[Begin]

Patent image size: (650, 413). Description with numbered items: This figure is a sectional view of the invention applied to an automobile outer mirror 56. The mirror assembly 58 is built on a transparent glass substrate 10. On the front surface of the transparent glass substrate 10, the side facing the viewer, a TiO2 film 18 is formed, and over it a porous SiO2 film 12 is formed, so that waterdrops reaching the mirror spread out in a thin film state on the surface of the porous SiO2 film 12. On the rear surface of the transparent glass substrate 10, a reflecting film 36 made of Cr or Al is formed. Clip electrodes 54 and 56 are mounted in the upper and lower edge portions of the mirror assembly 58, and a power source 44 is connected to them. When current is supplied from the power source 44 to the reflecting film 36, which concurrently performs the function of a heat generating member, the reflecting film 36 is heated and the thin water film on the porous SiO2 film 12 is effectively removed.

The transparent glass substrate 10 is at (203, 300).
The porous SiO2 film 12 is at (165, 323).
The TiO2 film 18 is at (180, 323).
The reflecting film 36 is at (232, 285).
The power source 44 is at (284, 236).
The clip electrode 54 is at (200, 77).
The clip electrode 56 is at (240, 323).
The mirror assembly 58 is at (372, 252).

[End]

WHAT IS BEING ASKED:
Count the lines in the listing above that contain the string "substrate". Reply with the number only.

FULL ANSWER:
2